_Source material_.
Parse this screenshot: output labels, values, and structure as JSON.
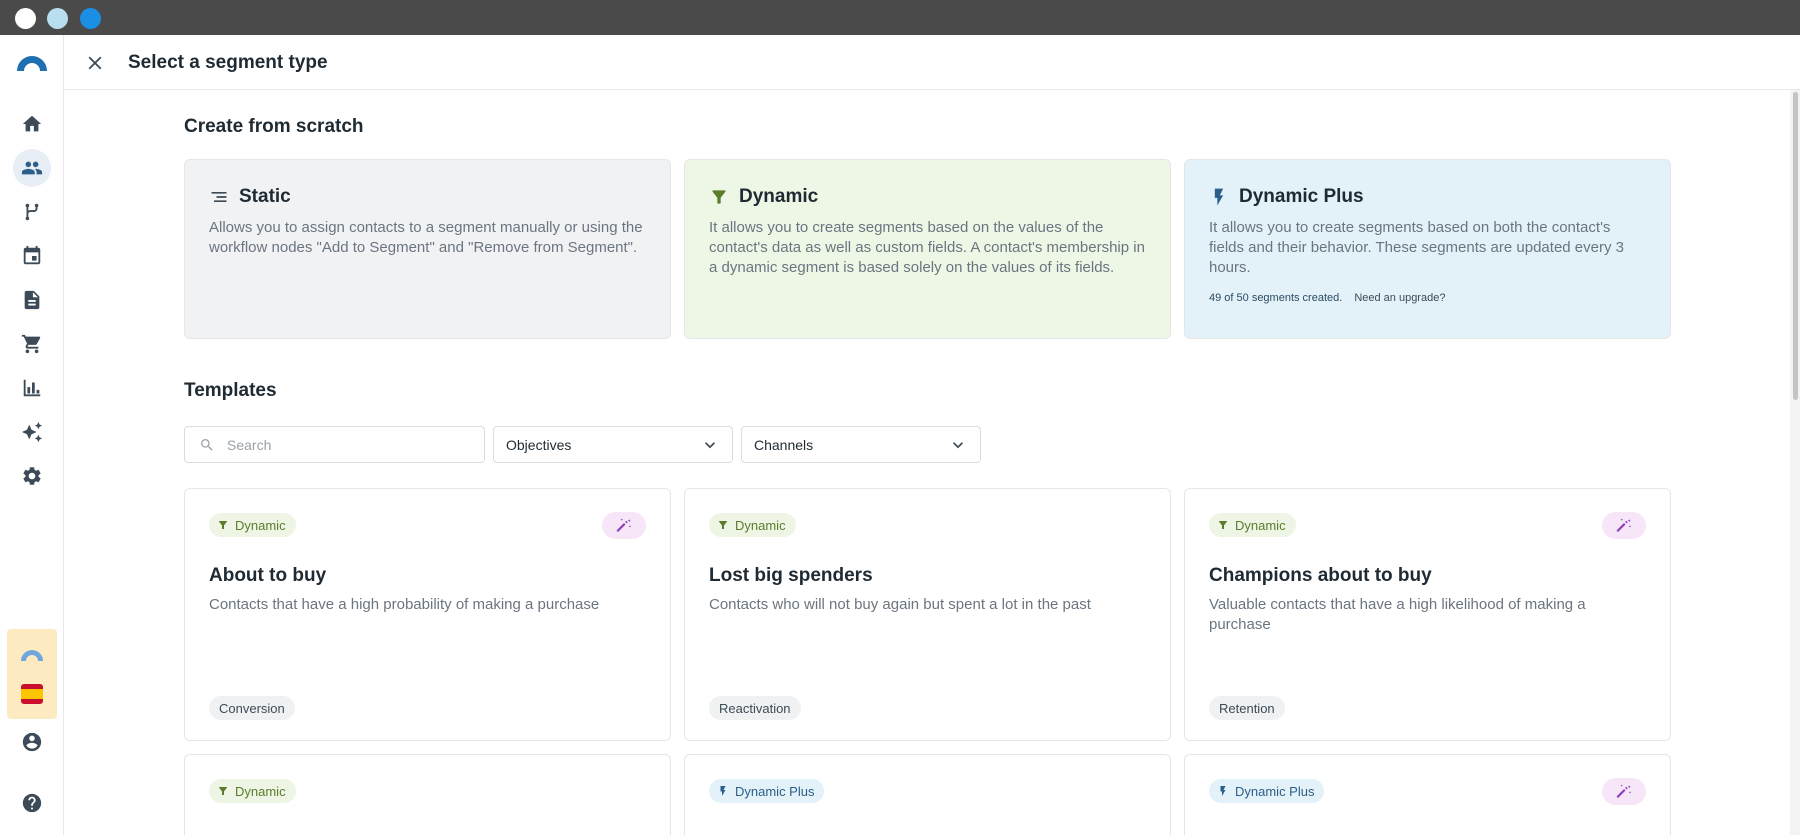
{
  "window": {
    "controls": [
      "close",
      "minimize",
      "maximize"
    ]
  },
  "rail": {
    "logo": "brand-logo",
    "items": [
      {
        "name": "home-icon",
        "active": false
      },
      {
        "name": "contacts-icon",
        "active": true
      },
      {
        "name": "workflow-icon",
        "active": false
      },
      {
        "name": "calendar-icon",
        "active": false
      },
      {
        "name": "document-icon",
        "active": false
      },
      {
        "name": "cart-icon",
        "active": false
      },
      {
        "name": "chart-icon",
        "active": false
      },
      {
        "name": "sparkle-icon",
        "active": false
      },
      {
        "name": "gear-icon",
        "active": false
      }
    ],
    "bottom": [
      "account-icon",
      "help-icon"
    ],
    "promo_flag": "spain-flag"
  },
  "header": {
    "title": "Select a segment type"
  },
  "scratch": {
    "title": "Create from scratch",
    "static": {
      "title": "Static",
      "desc": "Allows you to assign contacts to a segment manually or using the workflow nodes \"Add to Segment\" and \"Remove from Segment\"."
    },
    "dynamic": {
      "title": "Dynamic",
      "desc": "It allows you to create segments based on the values of the contact's data as well as custom fields. A contact's membership in a dynamic segment is based solely on the values of its fields."
    },
    "plus": {
      "title": "Dynamic Plus",
      "desc": "It allows you to create segments based on both the contact's fields and their behavior. These segments are updated every 3 hours.",
      "quota": "49 of 50 segments created.",
      "upgrade": "Need an upgrade?"
    }
  },
  "templates": {
    "title": "Templates",
    "search_placeholder": "Search",
    "objectives_label": "Objectives",
    "channels_label": "Channels",
    "cards": [
      {
        "badge": "Dynamic",
        "title": "About to buy",
        "desc": "Contacts that have a high probability of making a purchase",
        "tag": "Conversion"
      },
      {
        "badge": "Dynamic",
        "title": "Lost big spenders",
        "desc": "Contacts who will not buy again but spent a lot in the past",
        "tag": "Reactivation"
      },
      {
        "badge": "Dynamic",
        "title": "Champions about to buy",
        "desc": "Valuable contacts that have a high likelihood of making a purchase",
        "tag": "Retention"
      },
      {
        "badge": "Dynamic"
      },
      {
        "badge": "Dynamic Plus"
      },
      {
        "badge": "Dynamic Plus"
      }
    ]
  },
  "colors": {
    "dynamic": "#5a7d2c",
    "dynamic_plus": "#2b5f8a",
    "ai_chip": "#8e3bbf",
    "promo_bg": "#fdeac0"
  }
}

_Set problem_.
Copy out all lines above that include the string "name".

_Reply_.
        "name": "home-icon",
        "name": "contacts-icon",
        "name": "workflow-icon",
        "name": "calendar-icon",
        "name": "document-icon",
        "name": "cart-icon",
        "name": "chart-icon",
        "name": "sparkle-icon",
        "name": "gear-icon",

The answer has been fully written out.